> _Exercise input_
━━━━━━━━━━━━━━━━━━━━
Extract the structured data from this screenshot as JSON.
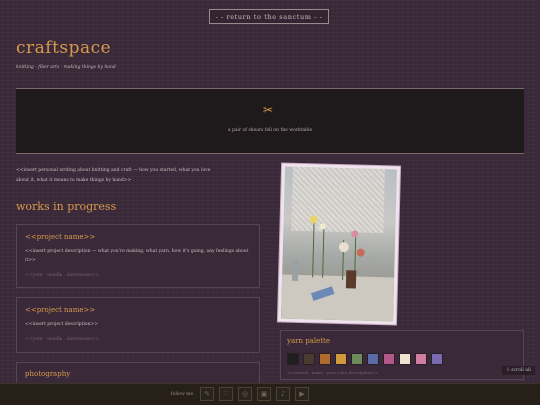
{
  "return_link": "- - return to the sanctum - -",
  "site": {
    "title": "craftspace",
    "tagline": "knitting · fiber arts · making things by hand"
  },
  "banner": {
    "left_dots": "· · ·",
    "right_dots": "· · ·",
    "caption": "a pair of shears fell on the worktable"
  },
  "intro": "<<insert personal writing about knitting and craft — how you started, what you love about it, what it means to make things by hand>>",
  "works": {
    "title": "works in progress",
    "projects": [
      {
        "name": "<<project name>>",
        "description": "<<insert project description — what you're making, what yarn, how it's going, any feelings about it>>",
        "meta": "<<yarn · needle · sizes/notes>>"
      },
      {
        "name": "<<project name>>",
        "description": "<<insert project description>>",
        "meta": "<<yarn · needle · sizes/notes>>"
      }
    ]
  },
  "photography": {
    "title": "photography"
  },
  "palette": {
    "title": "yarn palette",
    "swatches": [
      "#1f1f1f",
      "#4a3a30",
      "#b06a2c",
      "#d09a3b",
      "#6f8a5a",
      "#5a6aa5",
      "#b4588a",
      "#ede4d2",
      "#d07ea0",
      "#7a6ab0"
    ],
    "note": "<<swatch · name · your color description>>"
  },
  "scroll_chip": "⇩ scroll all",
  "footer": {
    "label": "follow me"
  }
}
━━━━━━━━━━━━━━━━━━━━
> _Exercise description_
Your task is to transcribe all of the records precisely, with no images included.

> _Response to this exercise_
Extract the structured data from this screenshot as JSON.
{
  "return_link": "- - return to the sanctum - -",
  "site": {
    "title": "craftspace",
    "tagline": "knitting · fiber arts · making things by hand"
  },
  "banner": {
    "left_dots": "· · ·",
    "right_dots": "· · ·",
    "caption": "a pair of shears fell on the worktable"
  },
  "intro": "<<insert personal writing about knitting and craft — how you started, what you love about it, what it means to make things by hand>>",
  "works": {
    "title": "works in progress",
    "projects": [
      {
        "name": "<<project name>>",
        "description": "<<insert project description — what you're making, what yarn, how it's going, any feelings about it>>",
        "meta": "<<yarn · needle · sizes/notes>>"
      },
      {
        "name": "<<project name>>",
        "description": "<<insert project description>>",
        "meta": "<<yarn · needle · sizes/notes>>"
      }
    ]
  },
  "photography": {
    "title": "photography"
  },
  "palette": {
    "title": "yarn palette",
    "swatches": [
      "#1f1f1f",
      "#4a3a30",
      "#b06a2c",
      "#d09a3b",
      "#6f8a5a",
      "#5a6aa5",
      "#b4588a",
      "#ede4d2",
      "#d07ea0",
      "#7a6ab0"
    ],
    "note": "<<swatch · name · your color description>>"
  },
  "scroll_chip": "⇩ scroll all",
  "footer": {
    "label": "follow me"
  }
}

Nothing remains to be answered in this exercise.